In the records that follow, find each line with "Kabel" and pull it out.

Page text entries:

════════

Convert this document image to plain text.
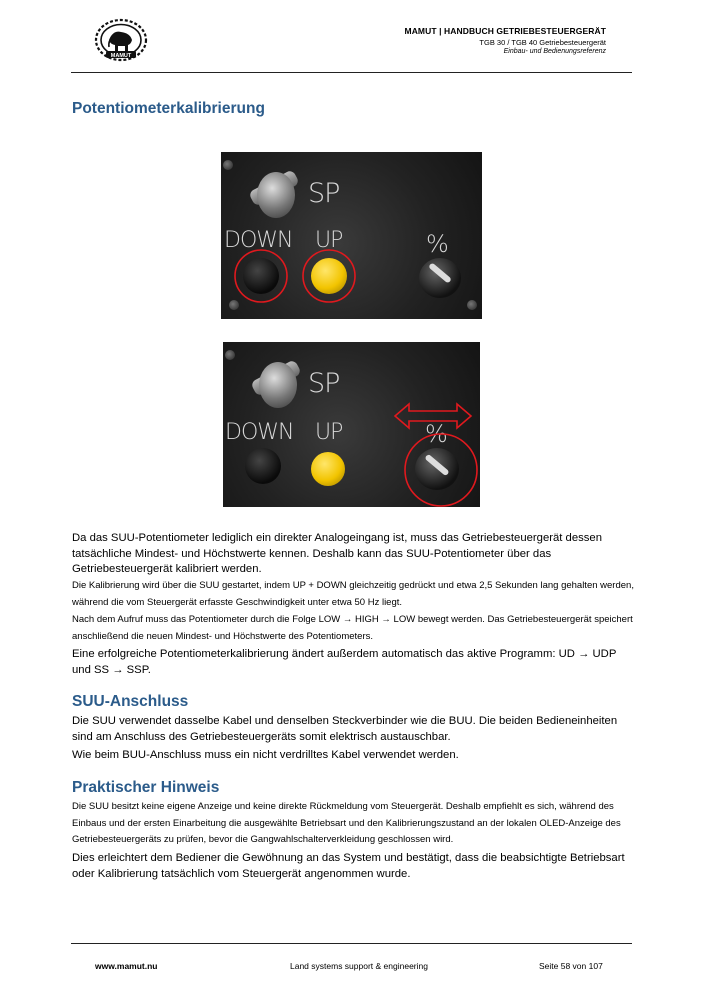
MAMUT
MAMUT | HANDBUCH GETRIEBESTEUERGERÄT
TGB 30 / TGB 40 Getriebesteuergerät
Einbau- und Bedienungsreferenz
Potentiometerkalibrierung
SP
DOWN UP	%
SP
DOWN UP	%

Da das SUU-Potentiometer lediglich ein direkter Analogeingang ist, muss das Getriebesteuergerät dessen tatsächliche Mindest- und Höchstwerte kennen. Deshalb kann das SUU-Potentiometer über das Getriebesteuergerät kalibriert werden.

Die Kalibrierung wird über die SUU gestartet, indem UP + DOWN gleichzeitig gedrückt und etwa 2,5 Sekunden lang gehalten werden, während die vom Steuergerät erfasste Geschwindigkeit unter etwa 50 Hz liegt.

Nach dem Aufruf muss das Potentiometer durch die Folge LOW → HIGH → LOW bewegt werden. Das Getriebesteuergerät speichert anschließend die neuen Mindest- und Höchstwerte des Potentiometers.

Eine erfolgreiche Potentiometerkalibrierung ändert außerdem automatisch das aktive Programm: UD → UDP und SS → SSP.

SUU-Anschluss

Die SUU verwendet dasselbe Kabel und denselben Steckverbinder wie die BUU. Die beiden Bedieneinheiten sind am Anschluss des Getriebesteuergeräts somit elektrisch austauschbar.

Wie beim BUU-Anschluss muss ein nicht verdrilltes Kabel verwendet werden.

Praktischer Hinweis

Die SUU besitzt keine eigene Anzeige und keine direkte Rückmeldung vom Steuergerät. Deshalb empfiehlt es sich, während des Einbaus und der ersten Einarbeitung die ausgewählte Betriebsart und den Kalibrierungszustand an der lokalen OLED-Anzeige des Getriebesteuergeräts zu prüfen, bevor die Gangwahlschalterverkleidung geschlossen wird.

Dies erleichtert dem Bediener die Gewöhnung an das System und bestätigt, dass die beabsichtigte Betriebsart oder Kalibrierung tatsächlich vom Steuergerät angenommen wurde.

www.mamut.nu	Land systems support & engineering	Seite 58 von 107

════════

▸ Answer
Die SUU verwendet dasselbe Kabel und denselben Steckverbinder wie die BUU. Die beiden Bedieneinheiten sind am Anschluss des Getriebesteuergeräts somit elektrisch austauschbar.
Wie beim BUU-Anschluss muss ein nicht verdrilltes Kabel verwendet werden.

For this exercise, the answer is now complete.